PROBLÈMES À RÉSOUDRE →
1: Dans le texte sur Castoriadis, quel est le titre de la première partie de l'ouvrage ?
2: Reproduisez le passage du texte sur Castoriadis en commençant par « Cornelius Castoriadis. » et en allant jusqu'à « de la société. ».
3: Reprenez le texte sur Castoriadis là où il s'arrête et poursuivez-le.

====== TEXTE FOURNI

Cornelius Castoriadis.

L’institution imaginaire de la société (premier des 6 volumes du Carrefour du Labyrinthe).

Œuvre colossale dont la préface, à elle seule, est monumentale...

Résumé : Critique sans concession de la « pensée héritée » sur la politique, la société et l’histoire, en particulier dans sa version marxiste, ce livre inclassable s’est affirmé comme une des œuvres majeures de la seconde moitié du XXe siècle, au carrefour de la politique, de la philosophie, de la psychanalyse et de la réflexion sur la science. Partant de la reconnaissance du rôle des significations imaginaires dans la création de notre monde, l’auteur y défend le projet d’une auto-institution explicite de la société.

Lutter contre notre réification et l’antagonisme ou comment retrouver notre autonomie ?

Je n’ai lu jusqu’à présent que la moitié du premier livre de la série (5 ou 6 livres, sauf erreur) et peux seulement indiquer que cet essai a dû en décourager plus d’un tant il est riche, d’autant que sa lecture n’est pas facilitée par un contenu extrêmement dense et constitue comme le signale l’auteur lui-même, « un travail se faisant ».

Dans une première partie « Bilan provisoire du marxisme », la critique étayée de développements fort instructifs devrait amener tout adepte encore existant du communisme à oublier cette vieille idéologie de Marx qui procède d’une erreur : la méconnaissance de la formation de l’histoire sociale qui a donné lieu à une théorie absolue, fermée, et donc insoutenable.

"Toute pensée, quelle qu'elle soit et quel que soit son "objet", n'est qu'un mode et une forme du faire social-historique. (...). L'histoire est essentiellement poièsis, et non pas poésie imitative, mais création et genèse ontologique dans et par le faire et le représenter/dire des hommes".

============
====== ENREGISTREMENTS DE DONNÉES

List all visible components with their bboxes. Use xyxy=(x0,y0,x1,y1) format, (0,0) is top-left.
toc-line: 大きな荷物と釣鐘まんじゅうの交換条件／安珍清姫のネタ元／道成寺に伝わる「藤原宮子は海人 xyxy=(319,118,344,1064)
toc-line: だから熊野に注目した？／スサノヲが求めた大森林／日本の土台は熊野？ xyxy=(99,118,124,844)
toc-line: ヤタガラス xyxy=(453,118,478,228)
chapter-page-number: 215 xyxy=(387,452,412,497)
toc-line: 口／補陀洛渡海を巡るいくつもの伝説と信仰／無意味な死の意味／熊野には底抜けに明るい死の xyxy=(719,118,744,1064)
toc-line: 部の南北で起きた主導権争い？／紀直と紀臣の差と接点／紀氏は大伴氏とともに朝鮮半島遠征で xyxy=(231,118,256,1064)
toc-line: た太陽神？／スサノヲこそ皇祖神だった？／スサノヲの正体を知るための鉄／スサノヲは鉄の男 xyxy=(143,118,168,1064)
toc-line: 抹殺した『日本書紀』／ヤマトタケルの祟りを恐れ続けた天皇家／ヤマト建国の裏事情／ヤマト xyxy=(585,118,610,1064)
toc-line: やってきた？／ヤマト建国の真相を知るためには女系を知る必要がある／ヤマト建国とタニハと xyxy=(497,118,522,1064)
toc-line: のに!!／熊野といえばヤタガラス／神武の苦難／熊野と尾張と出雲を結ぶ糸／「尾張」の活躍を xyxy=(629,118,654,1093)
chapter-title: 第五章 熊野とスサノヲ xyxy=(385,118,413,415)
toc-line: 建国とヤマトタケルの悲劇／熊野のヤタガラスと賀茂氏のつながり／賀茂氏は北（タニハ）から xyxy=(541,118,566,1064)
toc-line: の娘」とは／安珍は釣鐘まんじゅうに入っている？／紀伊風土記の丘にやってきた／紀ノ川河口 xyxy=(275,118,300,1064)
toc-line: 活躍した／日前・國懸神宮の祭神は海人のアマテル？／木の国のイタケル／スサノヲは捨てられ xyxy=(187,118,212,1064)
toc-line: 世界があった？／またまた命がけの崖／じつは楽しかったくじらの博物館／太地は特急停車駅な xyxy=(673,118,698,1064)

============

CORRIGÉ →
1: « Bilan provisoire du marxisme »

2:
Cornelius Castoriadis.

L’institution imaginaire de la société (premier des 6 volumes du Carrefour du Labyrinthe).

Œuvre colossale dont la préface, à elle seule, est monumentale...

Résumé : Critique sans concession de la « pensée héritée » sur la politique, la société et l’histoire, en particulier dans sa version marxiste, ce livre inclassable s’est affirmé comme une des œuvres majeures de la seconde moitié du XXe siècle, au carrefour de la politique, de la philosophie, de la psychanalyse et de la réflexion sur la science. Partant de la reconnaissance du rôle des significations imaginaires dans la création de notre monde, l’auteur y défend le projet d’une auto-institution explicite de la société.

3:
Dans la partie qui suit, Castoriadis montre la place de l’imaginaire et du symbolisme dans la fabrication de nos institutions et la naissance de notre aliénation et de la création des « classes » qui remonte à fort loin et dont on n’aura sans doute jamais la preuve :

« Cette remontée, nous ne pouvons l’arrêter avant qu’elle ne nous ait plongés dans l’obscurité qui couvre le passage du néolithique à la protohistoire. Dans ce qui n’a été probablement que deux ou trois millénaires, au Proche et au Moyen-Orient en tout cas, on trouve la transition des villages néolithiques les plus évolués, mais sans trace apparente de division sociale, aux premières villes sumériennes où dès le début du IVe millénaire avant J.-C. existe d’emblée et sous une forme pratiquement déjà achevée l’essentiel de toute société bien organisée : les prêtres, les esclaves, la police, les prostituées. Tout est déjà joué et nous ne pouvons pas savoir comment et pourquoi cela l’a été. »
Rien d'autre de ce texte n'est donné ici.